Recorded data

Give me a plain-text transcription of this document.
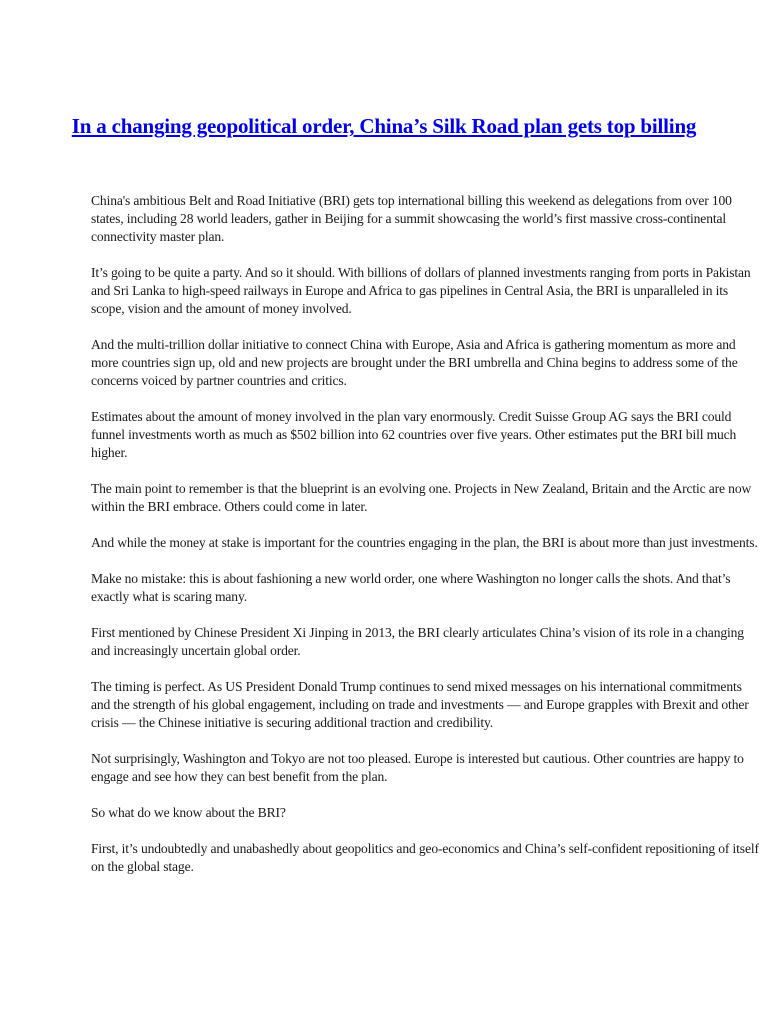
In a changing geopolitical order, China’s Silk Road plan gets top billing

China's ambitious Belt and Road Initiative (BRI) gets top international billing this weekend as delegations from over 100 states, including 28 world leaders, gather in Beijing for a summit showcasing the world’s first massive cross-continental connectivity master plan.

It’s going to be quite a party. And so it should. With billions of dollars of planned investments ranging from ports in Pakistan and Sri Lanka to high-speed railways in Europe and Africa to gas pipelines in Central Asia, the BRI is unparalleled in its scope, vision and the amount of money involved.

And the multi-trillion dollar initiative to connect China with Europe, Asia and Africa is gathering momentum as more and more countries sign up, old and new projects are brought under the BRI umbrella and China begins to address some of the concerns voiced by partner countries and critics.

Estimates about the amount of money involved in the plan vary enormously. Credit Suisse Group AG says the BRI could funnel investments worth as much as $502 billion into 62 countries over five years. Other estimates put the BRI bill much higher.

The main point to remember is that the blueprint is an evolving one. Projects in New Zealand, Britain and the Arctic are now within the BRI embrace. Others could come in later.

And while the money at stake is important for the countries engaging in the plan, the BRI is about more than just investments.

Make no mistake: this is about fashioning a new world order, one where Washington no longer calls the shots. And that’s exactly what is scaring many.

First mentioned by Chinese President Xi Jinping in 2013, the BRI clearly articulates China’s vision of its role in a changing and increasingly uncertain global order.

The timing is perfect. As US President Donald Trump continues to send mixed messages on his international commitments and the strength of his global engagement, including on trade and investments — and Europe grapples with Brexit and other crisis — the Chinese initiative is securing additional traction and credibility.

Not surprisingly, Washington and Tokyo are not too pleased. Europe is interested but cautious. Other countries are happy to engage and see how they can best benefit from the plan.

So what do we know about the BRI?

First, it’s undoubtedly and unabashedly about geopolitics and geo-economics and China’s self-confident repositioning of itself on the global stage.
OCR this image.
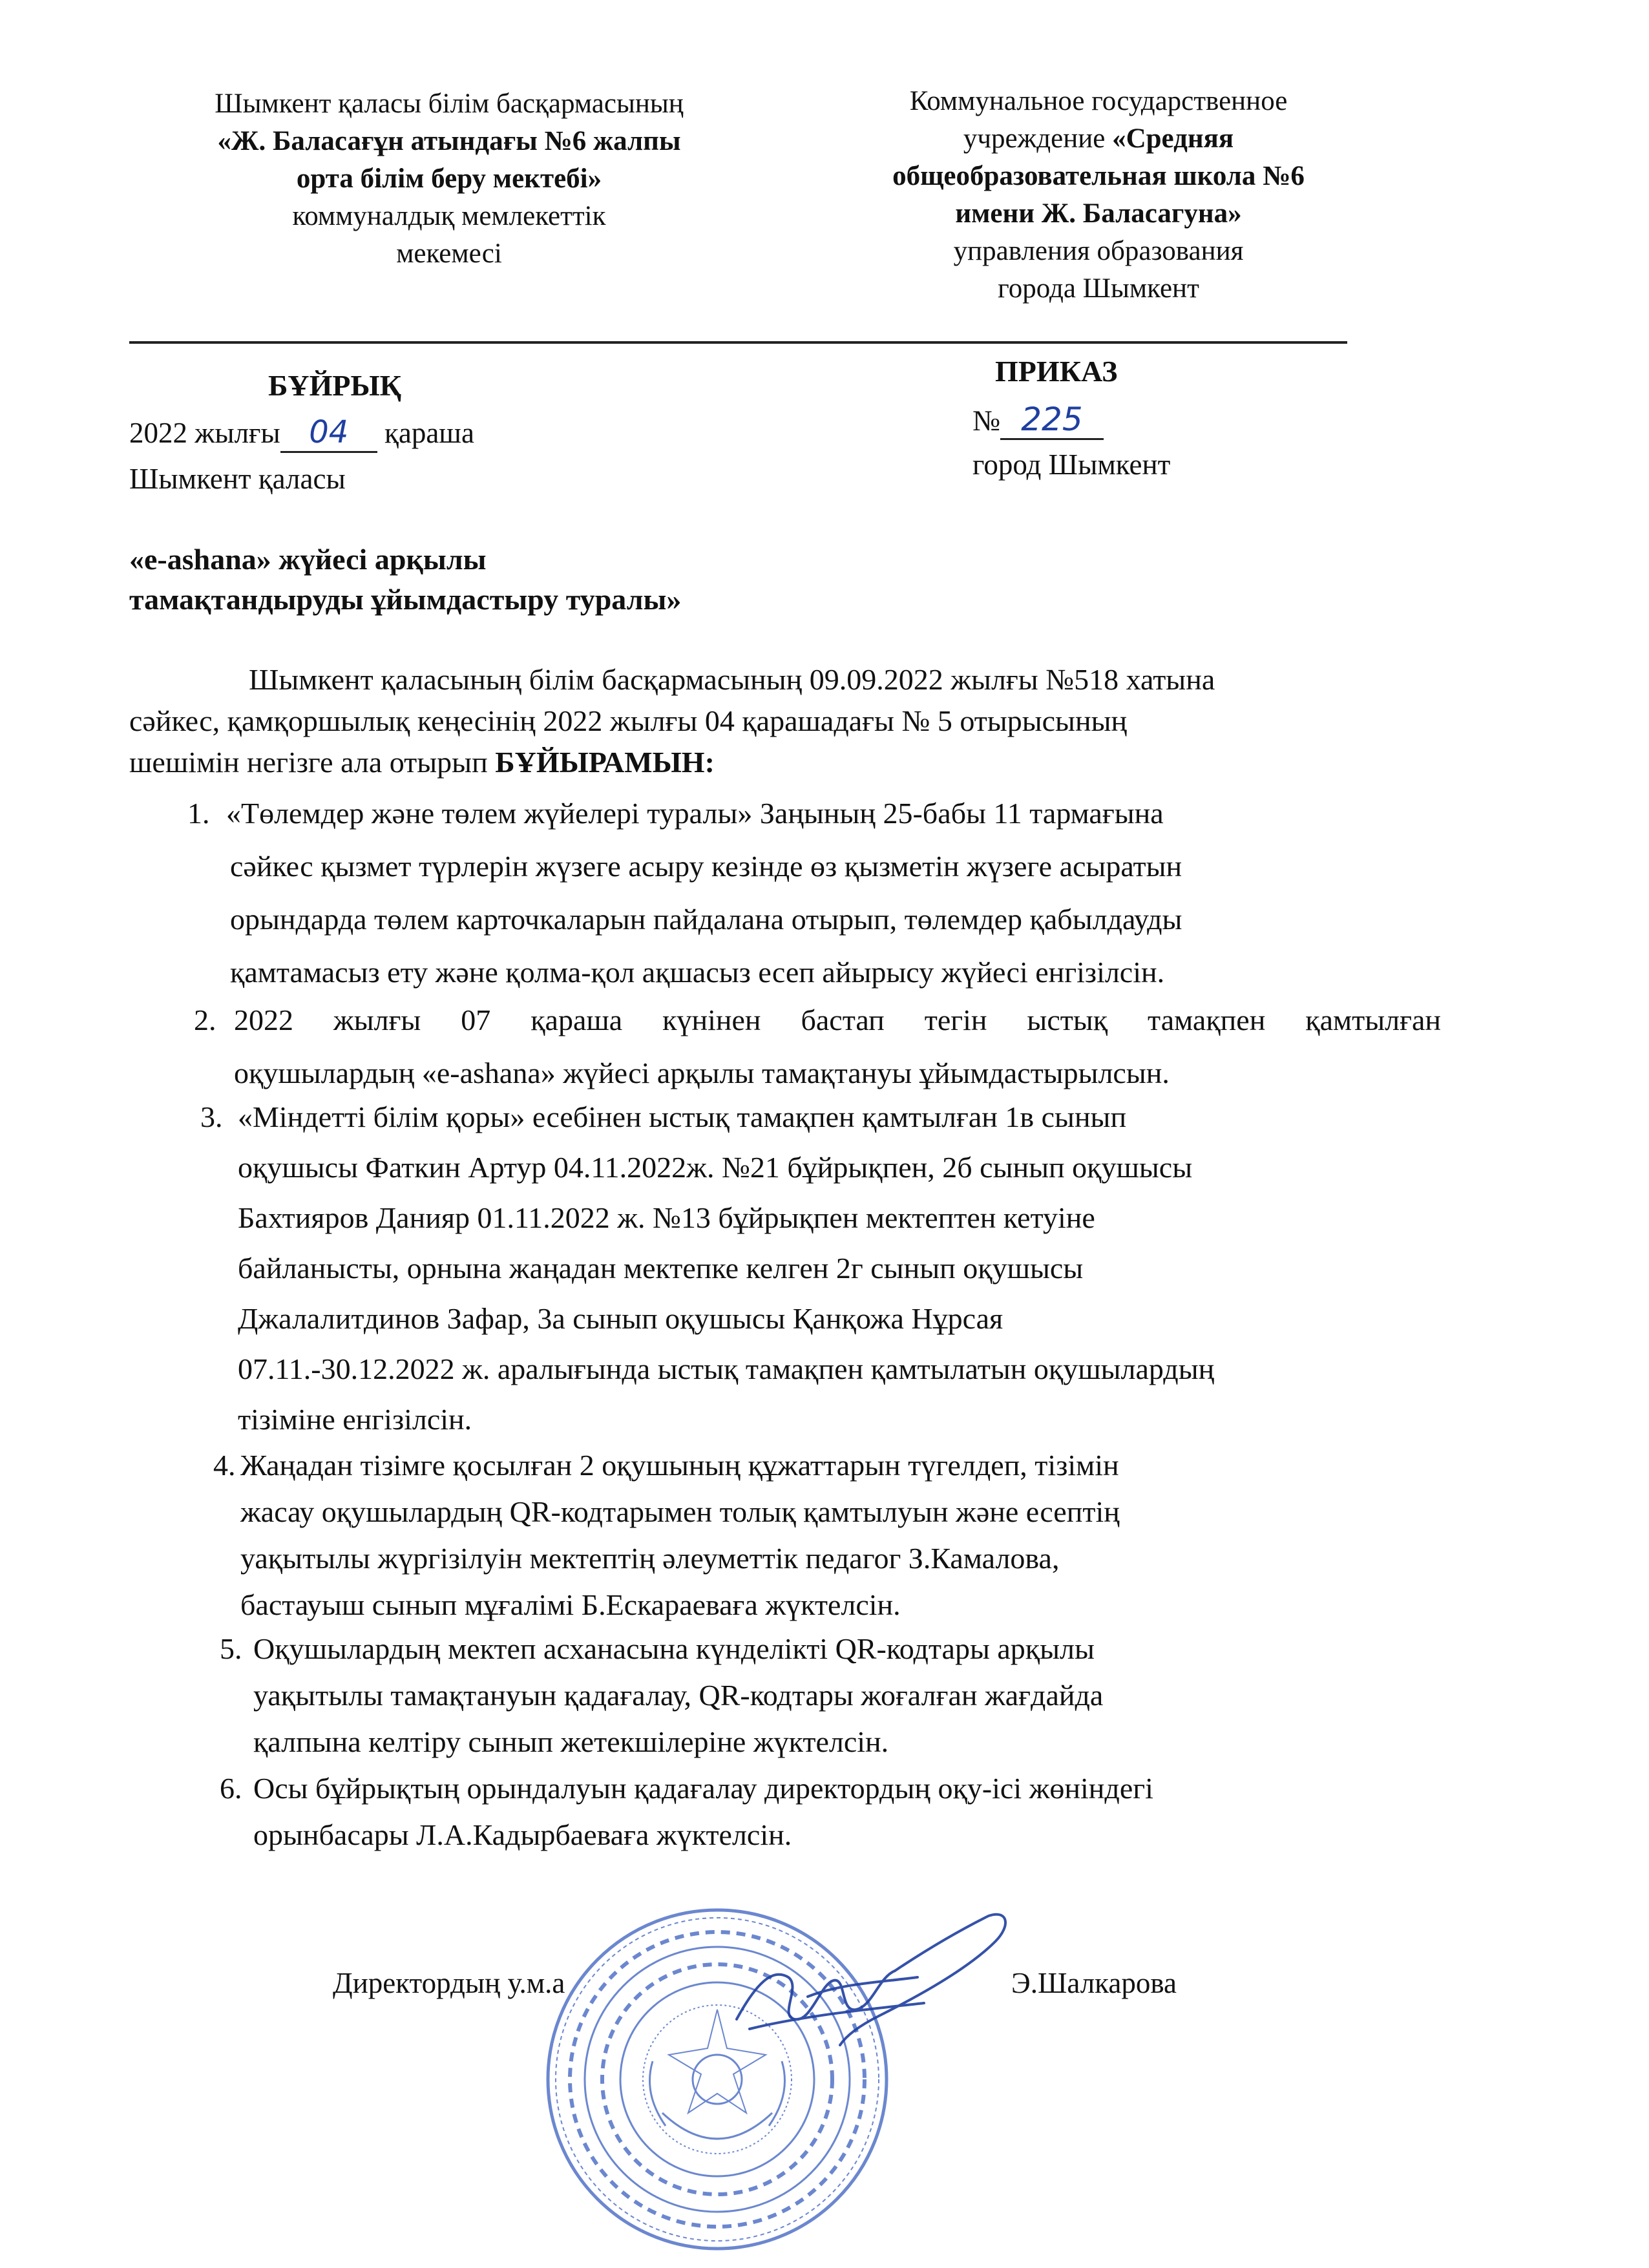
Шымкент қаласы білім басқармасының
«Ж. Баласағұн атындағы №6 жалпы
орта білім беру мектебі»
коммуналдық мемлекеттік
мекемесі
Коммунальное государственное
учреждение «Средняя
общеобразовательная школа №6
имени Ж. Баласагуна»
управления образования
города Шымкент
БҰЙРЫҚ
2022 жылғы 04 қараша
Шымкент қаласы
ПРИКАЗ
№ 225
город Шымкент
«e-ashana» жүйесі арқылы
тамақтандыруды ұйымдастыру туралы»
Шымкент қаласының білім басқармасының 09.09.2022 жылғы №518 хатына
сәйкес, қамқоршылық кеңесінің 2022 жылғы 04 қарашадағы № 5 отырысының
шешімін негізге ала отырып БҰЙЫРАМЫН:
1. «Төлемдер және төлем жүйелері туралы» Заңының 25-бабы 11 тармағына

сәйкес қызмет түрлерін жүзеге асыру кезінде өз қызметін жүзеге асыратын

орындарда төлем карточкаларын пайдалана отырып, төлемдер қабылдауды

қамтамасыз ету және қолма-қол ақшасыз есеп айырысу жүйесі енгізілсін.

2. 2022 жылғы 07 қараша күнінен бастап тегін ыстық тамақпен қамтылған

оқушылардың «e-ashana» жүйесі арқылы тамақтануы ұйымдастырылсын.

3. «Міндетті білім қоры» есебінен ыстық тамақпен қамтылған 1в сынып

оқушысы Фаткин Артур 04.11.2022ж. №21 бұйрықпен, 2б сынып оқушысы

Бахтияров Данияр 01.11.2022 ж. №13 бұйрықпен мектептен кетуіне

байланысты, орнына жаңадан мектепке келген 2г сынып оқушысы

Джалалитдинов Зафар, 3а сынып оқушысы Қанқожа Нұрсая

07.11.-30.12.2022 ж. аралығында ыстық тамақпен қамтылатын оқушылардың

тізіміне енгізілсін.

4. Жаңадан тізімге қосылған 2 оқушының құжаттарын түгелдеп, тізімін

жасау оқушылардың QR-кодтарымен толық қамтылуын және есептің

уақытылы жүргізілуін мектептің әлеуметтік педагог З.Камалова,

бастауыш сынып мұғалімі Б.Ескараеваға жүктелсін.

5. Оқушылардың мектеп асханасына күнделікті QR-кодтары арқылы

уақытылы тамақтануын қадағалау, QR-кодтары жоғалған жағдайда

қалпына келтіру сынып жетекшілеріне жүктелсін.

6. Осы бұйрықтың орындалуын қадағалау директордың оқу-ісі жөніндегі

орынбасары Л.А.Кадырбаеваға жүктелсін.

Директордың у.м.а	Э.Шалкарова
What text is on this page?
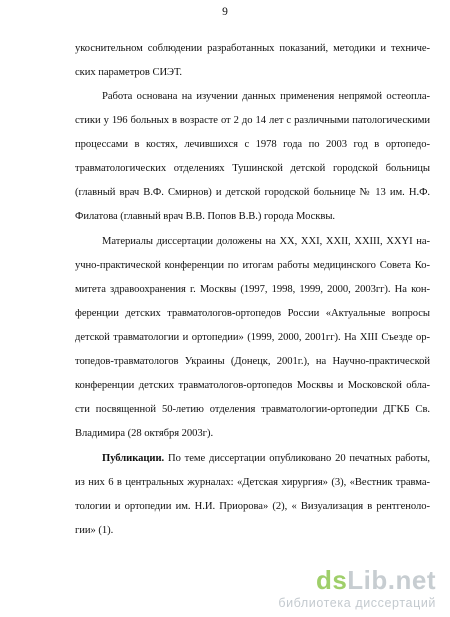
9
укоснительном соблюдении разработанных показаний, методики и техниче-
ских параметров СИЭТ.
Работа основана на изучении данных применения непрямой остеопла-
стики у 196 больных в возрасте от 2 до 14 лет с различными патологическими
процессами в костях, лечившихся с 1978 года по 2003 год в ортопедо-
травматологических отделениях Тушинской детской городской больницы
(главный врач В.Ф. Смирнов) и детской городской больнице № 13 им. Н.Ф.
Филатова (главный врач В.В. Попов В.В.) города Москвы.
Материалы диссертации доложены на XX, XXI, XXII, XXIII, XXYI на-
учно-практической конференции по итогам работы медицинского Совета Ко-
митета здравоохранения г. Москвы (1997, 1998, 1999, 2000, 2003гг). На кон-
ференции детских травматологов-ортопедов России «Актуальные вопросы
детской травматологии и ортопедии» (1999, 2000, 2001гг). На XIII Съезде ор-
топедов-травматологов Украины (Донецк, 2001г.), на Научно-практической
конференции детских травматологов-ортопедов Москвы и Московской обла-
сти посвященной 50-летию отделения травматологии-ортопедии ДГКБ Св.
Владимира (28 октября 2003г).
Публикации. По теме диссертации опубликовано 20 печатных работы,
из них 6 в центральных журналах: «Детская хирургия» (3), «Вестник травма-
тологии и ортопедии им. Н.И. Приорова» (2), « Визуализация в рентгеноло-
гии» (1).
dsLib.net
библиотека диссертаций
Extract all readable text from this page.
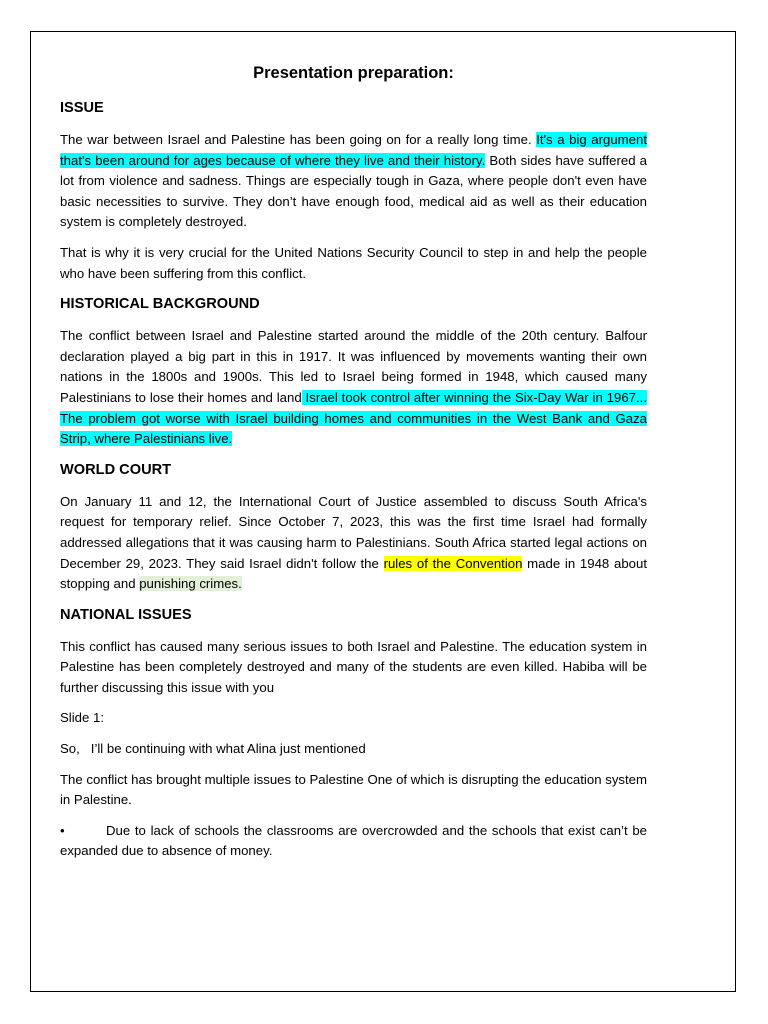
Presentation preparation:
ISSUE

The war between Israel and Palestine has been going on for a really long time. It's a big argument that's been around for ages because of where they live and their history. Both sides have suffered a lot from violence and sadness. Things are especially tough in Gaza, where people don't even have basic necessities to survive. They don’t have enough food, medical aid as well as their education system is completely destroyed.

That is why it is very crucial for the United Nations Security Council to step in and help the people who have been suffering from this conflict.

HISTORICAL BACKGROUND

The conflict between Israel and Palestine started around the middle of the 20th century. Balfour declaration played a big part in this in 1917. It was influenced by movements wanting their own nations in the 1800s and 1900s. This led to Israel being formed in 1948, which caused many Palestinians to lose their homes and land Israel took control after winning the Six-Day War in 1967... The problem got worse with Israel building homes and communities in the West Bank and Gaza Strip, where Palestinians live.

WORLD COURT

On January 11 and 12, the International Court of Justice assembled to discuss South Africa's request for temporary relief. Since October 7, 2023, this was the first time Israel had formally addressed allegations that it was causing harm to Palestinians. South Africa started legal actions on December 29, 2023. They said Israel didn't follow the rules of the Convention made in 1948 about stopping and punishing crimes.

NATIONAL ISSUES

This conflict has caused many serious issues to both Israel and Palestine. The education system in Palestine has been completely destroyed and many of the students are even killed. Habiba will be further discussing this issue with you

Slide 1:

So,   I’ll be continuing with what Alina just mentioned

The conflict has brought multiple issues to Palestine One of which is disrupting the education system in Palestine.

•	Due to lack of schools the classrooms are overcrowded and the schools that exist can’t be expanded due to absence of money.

▸ **PROBLEM REQUIREMENTS**: Find all lines with "Road" in them and copy each one.

▸ **RESPONSE TO THIS EXERCISE**:
In a changing geopolitical order, China’s Silk Road plan gets top billing
China's ambitious Belt and Road Initiative (BRI) gets top international billing this weekend as delegations from over 100 states, including 28 world leaders, gather in Beijing for a summit showcasing the world’s first massive cross-continental connectivity master plan.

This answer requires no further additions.